-- start Record list --

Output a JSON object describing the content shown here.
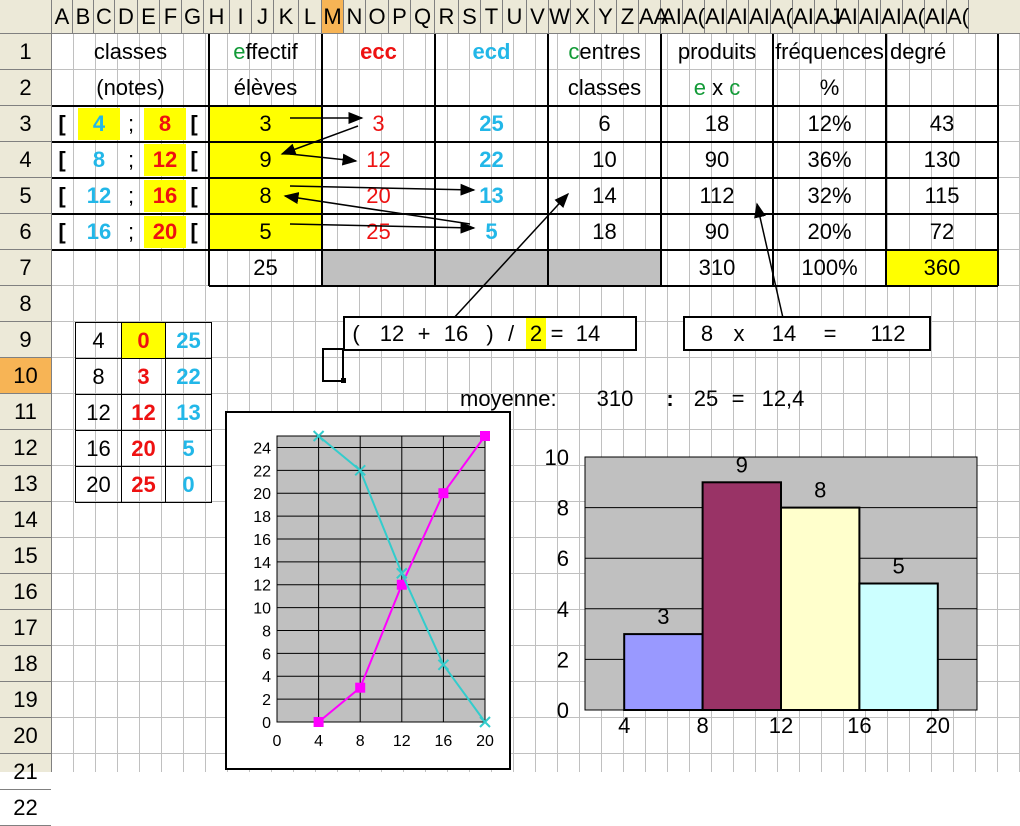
{
  "column_headers": [
    "A",
    "B",
    "C",
    "D",
    "E",
    "F",
    "G",
    "H",
    "I",
    "J",
    "K",
    "L",
    "M",
    "N",
    "O",
    "P",
    "Q",
    "R",
    "S",
    "T",
    "U",
    "V",
    "W",
    "X",
    "Y",
    "Z",
    "AA",
    "AB",
    "AC",
    "AD",
    "AE",
    "AF",
    "AG",
    "AH",
    "AI",
    "AJ",
    "AK",
    "AL",
    "AM",
    "AN",
    "AO",
    "AP",
    "AQ"
  ],
  "column_headers_visible": [
    "A",
    "B",
    "C",
    "D",
    "E",
    "F",
    "G",
    "H",
    "I",
    "J",
    "K",
    "L",
    "M",
    "N",
    "O",
    "P",
    "Q",
    "R",
    "S",
    "T",
    "U",
    "V",
    "W",
    "X",
    "Y",
    "Z",
    "AA",
    "AI",
    "A(",
    "AI",
    "AI",
    "AI",
    "A(",
    "AI",
    "AJ",
    "AI",
    "AI",
    "AI",
    "A(",
    "AI",
    "A("
  ],
  "selected_column": "M",
  "selected_row": "10",
  "row_headers": [
    "1",
    "2",
    "3",
    "4",
    "5",
    "6",
    "7",
    "8",
    "9",
    "10",
    "11",
    "12",
    "13",
    "14",
    "15",
    "16",
    "17",
    "18",
    "19",
    "20",
    "21",
    "22"
  ],
  "table": {
    "header1": [
      "classes",
      "effectif",
      "ecc",
      "ecd",
      "centres",
      "produits",
      "fréquences",
      "degré"
    ],
    "header2": [
      "(notes)",
      "élèves",
      "",
      "",
      "classes",
      "e x c",
      "%",
      ""
    ],
    "header_effectif_initial": "e",
    "header_effectif_rest": "ffectif",
    "header_centres_initial": "c",
    "header_centres_rest": "entres",
    "header_exc_e": "e",
    "header_exc_x": " x ",
    "header_exc_c": "c",
    "class_open": "[",
    "class_sep": ";",
    "class_close": "[",
    "rows": [
      {
        "low": "4",
        "high": "8",
        "effectif": "3",
        "ecc": "3",
        "ecd": "25",
        "centre": "6",
        "produit": "18",
        "freq": "12%",
        "degre": "43"
      },
      {
        "low": "8",
        "high": "12",
        "effectif": "9",
        "ecc": "12",
        "ecd": "22",
        "centre": "10",
        "produit": "90",
        "freq": "36%",
        "degre": "130"
      },
      {
        "low": "12",
        "high": "16",
        "effectif": "8",
        "ecc": "20",
        "ecd": "13",
        "centre": "14",
        "produit": "112",
        "freq": "32%",
        "degre": "115"
      },
      {
        "low": "16",
        "high": "20",
        "effectif": "5",
        "ecc": "25",
        "ecd": "5",
        "centre": "18",
        "produit": "90",
        "freq": "20%",
        "degre": "72"
      }
    ],
    "totals": {
      "effectif": "25",
      "produit": "310",
      "freq": "100%",
      "degre": "360"
    }
  },
  "small_table": [
    [
      "4",
      "0",
      "25"
    ],
    [
      "8",
      "3",
      "22"
    ],
    [
      "12",
      "12",
      "13"
    ],
    [
      "16",
      "20",
      "5"
    ],
    [
      "20",
      "25",
      "0"
    ]
  ],
  "formula_centre": {
    "open": "(",
    "a": "12",
    "plus": "+",
    "b": "16",
    "close": ")",
    "div": "/",
    "two": "2",
    "eq": "=",
    "res": "14"
  },
  "formula_produit": {
    "a": "8",
    "x": "x",
    "b": "14",
    "eq": "=",
    "res": "112"
  },
  "moyenne": {
    "label": "moyenne:",
    "num": "310",
    "div": ":",
    "den": "25",
    "eq": "=",
    "res": "12,4"
  },
  "colors": {
    "red": "#ee1111",
    "blue": "#22b7e8",
    "green": "#129a37",
    "yellow": "#ffff00",
    "magenta": "#ff00ff",
    "cyan": "#33cccc"
  },
  "chart_data": [
    {
      "type": "line",
      "x": [
        4,
        8,
        12,
        16,
        20
      ],
      "series": [
        {
          "values": [
            0,
            3,
            12,
            20,
            25
          ],
          "color": "#ff00ff",
          "marker": "square"
        },
        {
          "values": [
            25,
            22,
            13,
            5,
            0
          ],
          "color": "#33cccc",
          "marker": "x"
        }
      ],
      "xticks": [
        "0",
        "4",
        "8",
        "12",
        "16",
        "20"
      ],
      "yticks": [
        "0",
        "2",
        "4",
        "6",
        "8",
        "10",
        "12",
        "14",
        "16",
        "18",
        "20",
        "22",
        "24"
      ],
      "xlim": [
        0,
        20
      ],
      "ylim": [
        0,
        25
      ],
      "grid": true,
      "title": "",
      "xlabel": "",
      "ylabel": ""
    },
    {
      "type": "bar",
      "bins": [
        [
          4,
          8
        ],
        [
          8,
          12
        ],
        [
          12,
          16
        ],
        [
          16,
          20
        ]
      ],
      "values": [
        3,
        9,
        8,
        5
      ],
      "data_labels": [
        "3",
        "9",
        "8",
        "5"
      ],
      "colors": [
        "#9999ff",
        "#993366",
        "#ffffcc",
        "#ccffff"
      ],
      "xticks": [
        "4",
        "8",
        "12",
        "16",
        "20"
      ],
      "yticks": [
        "0",
        "2",
        "4",
        "6",
        "8",
        "10"
      ],
      "xlim": [
        2,
        22
      ],
      "ylim": [
        0,
        10
      ],
      "grid": true,
      "title": "",
      "xlabel": "",
      "ylabel": ""
    }
  ]
}
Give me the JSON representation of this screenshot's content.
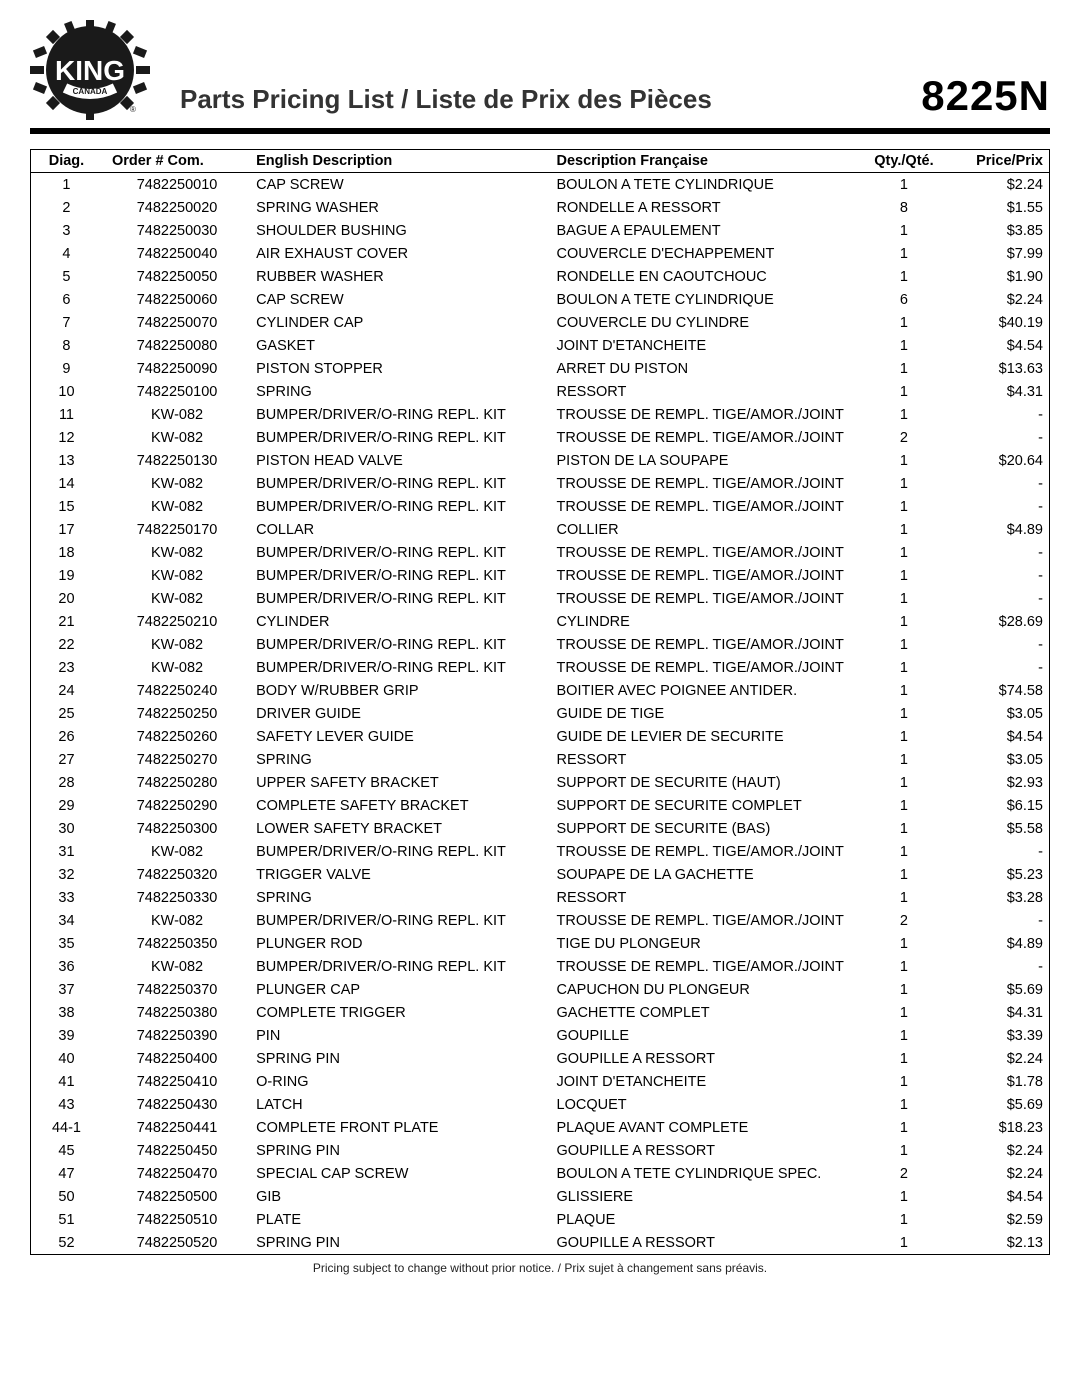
{
  "header": {
    "logo_text_top": "KING",
    "logo_text_bottom": "CANADA",
    "title": "Parts Pricing List / Liste de Prix des Pièces",
    "model": "8225N"
  },
  "table": {
    "columns": {
      "diag": "Diag.",
      "order": "Order # Com.",
      "eng": "English Description",
      "fr": "Description Française",
      "qty": "Qty./Qté.",
      "price": "Price/Prix"
    },
    "rows": [
      {
        "diag": "1",
        "order": "7482250010",
        "eng": "CAP SCREW",
        "fr": "BOULON A TETE CYLINDRIQUE",
        "qty": "1",
        "price": "$2.24"
      },
      {
        "diag": "2",
        "order": "7482250020",
        "eng": "SPRING WASHER",
        "fr": "RONDELLE A RESSORT",
        "qty": "8",
        "price": "$1.55"
      },
      {
        "diag": "3",
        "order": "7482250030",
        "eng": "SHOULDER BUSHING",
        "fr": "BAGUE A EPAULEMENT",
        "qty": "1",
        "price": "$3.85"
      },
      {
        "diag": "4",
        "order": "7482250040",
        "eng": "AIR EXHAUST COVER",
        "fr": "COUVERCLE D'ECHAPPEMENT",
        "qty": "1",
        "price": "$7.99"
      },
      {
        "diag": "5",
        "order": "7482250050",
        "eng": "RUBBER WASHER",
        "fr": "RONDELLE EN CAOUTCHOUC",
        "qty": "1",
        "price": "$1.90"
      },
      {
        "diag": "6",
        "order": "7482250060",
        "eng": "CAP SCREW",
        "fr": "BOULON A TETE CYLINDRIQUE",
        "qty": "6",
        "price": "$2.24"
      },
      {
        "diag": "7",
        "order": "7482250070",
        "eng": "CYLINDER CAP",
        "fr": "COUVERCLE DU CYLINDRE",
        "qty": "1",
        "price": "$40.19"
      },
      {
        "diag": "8",
        "order": "7482250080",
        "eng": "GASKET",
        "fr": "JOINT D'ETANCHEITE",
        "qty": "1",
        "price": "$4.54"
      },
      {
        "diag": "9",
        "order": "7482250090",
        "eng": "PISTON STOPPER",
        "fr": "ARRET DU PISTON",
        "qty": "1",
        "price": "$13.63"
      },
      {
        "diag": "10",
        "order": "7482250100",
        "eng": "SPRING",
        "fr": "RESSORT",
        "qty": "1",
        "price": "$4.31"
      },
      {
        "diag": "11",
        "order": "KW-082",
        "eng": "BUMPER/DRIVER/O-RING REPL. KIT",
        "fr": "TROUSSE DE REMPL. TIGE/AMOR./JOINT",
        "qty": "1",
        "price": "-"
      },
      {
        "diag": "12",
        "order": "KW-082",
        "eng": "BUMPER/DRIVER/O-RING REPL. KIT",
        "fr": "TROUSSE DE REMPL. TIGE/AMOR./JOINT",
        "qty": "2",
        "price": "-"
      },
      {
        "diag": "13",
        "order": "7482250130",
        "eng": "PISTON HEAD VALVE",
        "fr": "PISTON DE LA SOUPAPE",
        "qty": "1",
        "price": "$20.64"
      },
      {
        "diag": "14",
        "order": "KW-082",
        "eng": "BUMPER/DRIVER/O-RING REPL. KIT",
        "fr": "TROUSSE DE REMPL. TIGE/AMOR./JOINT",
        "qty": "1",
        "price": "-"
      },
      {
        "diag": "15",
        "order": "KW-082",
        "eng": "BUMPER/DRIVER/O-RING REPL. KIT",
        "fr": "TROUSSE DE REMPL. TIGE/AMOR./JOINT",
        "qty": "1",
        "price": "-"
      },
      {
        "diag": "17",
        "order": "7482250170",
        "eng": "COLLAR",
        "fr": "COLLIER",
        "qty": "1",
        "price": "$4.89"
      },
      {
        "diag": "18",
        "order": "KW-082",
        "eng": "BUMPER/DRIVER/O-RING REPL. KIT",
        "fr": "TROUSSE DE REMPL. TIGE/AMOR./JOINT",
        "qty": "1",
        "price": "-"
      },
      {
        "diag": "19",
        "order": "KW-082",
        "eng": "BUMPER/DRIVER/O-RING REPL. KIT",
        "fr": "TROUSSE DE REMPL. TIGE/AMOR./JOINT",
        "qty": "1",
        "price": "-"
      },
      {
        "diag": "20",
        "order": "KW-082",
        "eng": "BUMPER/DRIVER/O-RING REPL. KIT",
        "fr": "TROUSSE DE REMPL. TIGE/AMOR./JOINT",
        "qty": "1",
        "price": "-"
      },
      {
        "diag": "21",
        "order": "7482250210",
        "eng": "CYLINDER",
        "fr": "CYLINDRE",
        "qty": "1",
        "price": "$28.69"
      },
      {
        "diag": "22",
        "order": "KW-082",
        "eng": "BUMPER/DRIVER/O-RING REPL. KIT",
        "fr": "TROUSSE DE REMPL. TIGE/AMOR./JOINT",
        "qty": "1",
        "price": "-"
      },
      {
        "diag": "23",
        "order": "KW-082",
        "eng": "BUMPER/DRIVER/O-RING REPL. KIT",
        "fr": "TROUSSE DE REMPL. TIGE/AMOR./JOINT",
        "qty": "1",
        "price": "-"
      },
      {
        "diag": "24",
        "order": "7482250240",
        "eng": "BODY W/RUBBER GRIP",
        "fr": "BOITIER AVEC POIGNEE ANTIDER.",
        "qty": "1",
        "price": "$74.58"
      },
      {
        "diag": "25",
        "order": "7482250250",
        "eng": "DRIVER GUIDE",
        "fr": "GUIDE DE TIGE",
        "qty": "1",
        "price": "$3.05"
      },
      {
        "diag": "26",
        "order": "7482250260",
        "eng": "SAFETY LEVER GUIDE",
        "fr": "GUIDE DE LEVIER DE SECURITE",
        "qty": "1",
        "price": "$4.54"
      },
      {
        "diag": "27",
        "order": "7482250270",
        "eng": "SPRING",
        "fr": "RESSORT",
        "qty": "1",
        "price": "$3.05"
      },
      {
        "diag": "28",
        "order": "7482250280",
        "eng": "UPPER SAFETY BRACKET",
        "fr": "SUPPORT DE SECURITE (HAUT)",
        "qty": "1",
        "price": "$2.93"
      },
      {
        "diag": "29",
        "order": "7482250290",
        "eng": "COMPLETE SAFETY BRACKET",
        "fr": "SUPPORT DE SECURITE COMPLET",
        "qty": "1",
        "price": "$6.15"
      },
      {
        "diag": "30",
        "order": "7482250300",
        "eng": "LOWER SAFETY BRACKET",
        "fr": "SUPPORT DE SECURITE (BAS)",
        "qty": "1",
        "price": "$5.58"
      },
      {
        "diag": "31",
        "order": "KW-082",
        "eng": "BUMPER/DRIVER/O-RING REPL. KIT",
        "fr": "TROUSSE DE REMPL. TIGE/AMOR./JOINT",
        "qty": "1",
        "price": "-"
      },
      {
        "diag": "32",
        "order": "7482250320",
        "eng": "TRIGGER VALVE",
        "fr": "SOUPAPE DE LA GACHETTE",
        "qty": "1",
        "price": "$5.23"
      },
      {
        "diag": "33",
        "order": "7482250330",
        "eng": "SPRING",
        "fr": "RESSORT",
        "qty": "1",
        "price": "$3.28"
      },
      {
        "diag": "34",
        "order": "KW-082",
        "eng": "BUMPER/DRIVER/O-RING REPL. KIT",
        "fr": "TROUSSE DE REMPL. TIGE/AMOR./JOINT",
        "qty": "2",
        "price": "-"
      },
      {
        "diag": "35",
        "order": "7482250350",
        "eng": "PLUNGER ROD",
        "fr": "TIGE DU PLONGEUR",
        "qty": "1",
        "price": "$4.89"
      },
      {
        "diag": "36",
        "order": "KW-082",
        "eng": "BUMPER/DRIVER/O-RING REPL. KIT",
        "fr": "TROUSSE DE REMPL. TIGE/AMOR./JOINT",
        "qty": "1",
        "price": "-"
      },
      {
        "diag": "37",
        "order": "7482250370",
        "eng": "PLUNGER CAP",
        "fr": "CAPUCHON DU PLONGEUR",
        "qty": "1",
        "price": "$5.69"
      },
      {
        "diag": "38",
        "order": "7482250380",
        "eng": "COMPLETE TRIGGER",
        "fr": "GACHETTE COMPLET",
        "qty": "1",
        "price": "$4.31"
      },
      {
        "diag": "39",
        "order": "7482250390",
        "eng": "PIN",
        "fr": "GOUPILLE",
        "qty": "1",
        "price": "$3.39"
      },
      {
        "diag": "40",
        "order": "7482250400",
        "eng": "SPRING PIN",
        "fr": "GOUPILLE A RESSORT",
        "qty": "1",
        "price": "$2.24"
      },
      {
        "diag": "41",
        "order": "7482250410",
        "eng": "O-RING",
        "fr": "JOINT D'ETANCHEITE",
        "qty": "1",
        "price": "$1.78"
      },
      {
        "diag": "43",
        "order": "7482250430",
        "eng": "LATCH",
        "fr": "LOCQUET",
        "qty": "1",
        "price": "$5.69"
      },
      {
        "diag": "44-1",
        "order": "7482250441",
        "eng": "COMPLETE FRONT PLATE",
        "fr": "PLAQUE AVANT COMPLETE",
        "qty": "1",
        "price": "$18.23"
      },
      {
        "diag": "45",
        "order": "7482250450",
        "eng": "SPRING PIN",
        "fr": "GOUPILLE A RESSORT",
        "qty": "1",
        "price": "$2.24"
      },
      {
        "diag": "47",
        "order": "7482250470",
        "eng": "SPECIAL CAP SCREW",
        "fr": "BOULON A TETE CYLINDRIQUE SPEC.",
        "qty": "2",
        "price": "$2.24"
      },
      {
        "diag": "50",
        "order": "7482250500",
        "eng": "GIB",
        "fr": "GLISSIERE",
        "qty": "1",
        "price": "$4.54"
      },
      {
        "diag": "51",
        "order": "7482250510",
        "eng": "PLATE",
        "fr": "PLAQUE",
        "qty": "1",
        "price": "$2.59"
      },
      {
        "diag": "52",
        "order": "7482250520",
        "eng": "SPRING PIN",
        "fr": "GOUPILLE A RESSORT",
        "qty": "1",
        "price": "$2.13"
      }
    ]
  },
  "footer": "Pricing subject to change without prior notice. / Prix sujet à changement sans préavis."
}
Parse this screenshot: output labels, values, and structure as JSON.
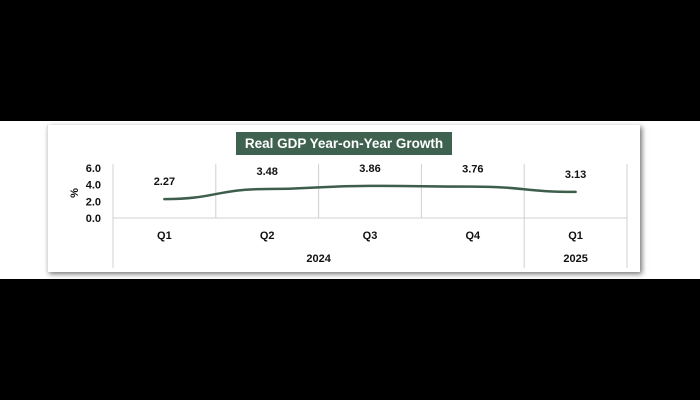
{
  "chart_data": {
    "type": "line",
    "title": "Real GDP Year-on-Year Growth (%)",
    "ylabel": "%",
    "xlabel": "",
    "ylim": [
      0,
      6
    ],
    "yticks": [
      "0.0",
      "2.0",
      "4.0",
      "6.0"
    ],
    "categories": [
      "Q1",
      "Q2",
      "Q3",
      "Q4",
      "Q1"
    ],
    "groups": [
      {
        "label": "2024",
        "span": 4
      },
      {
        "label": "2025",
        "span": 1
      }
    ],
    "values": [
      2.27,
      3.48,
      3.86,
      3.76,
      3.13
    ],
    "data_labels": [
      "2.27",
      "3.48",
      "3.86",
      "3.76",
      "3.13"
    ],
    "grid": false,
    "line_color": "#3e5e4c",
    "title_bg_color": "#3f6250"
  }
}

-- end Record list --

Review the material and copy each line in which the word "RUBBER" appears.

        "eng": "RUBBER WASHER",
        "eng": "BODY W/RUBBER GRIP",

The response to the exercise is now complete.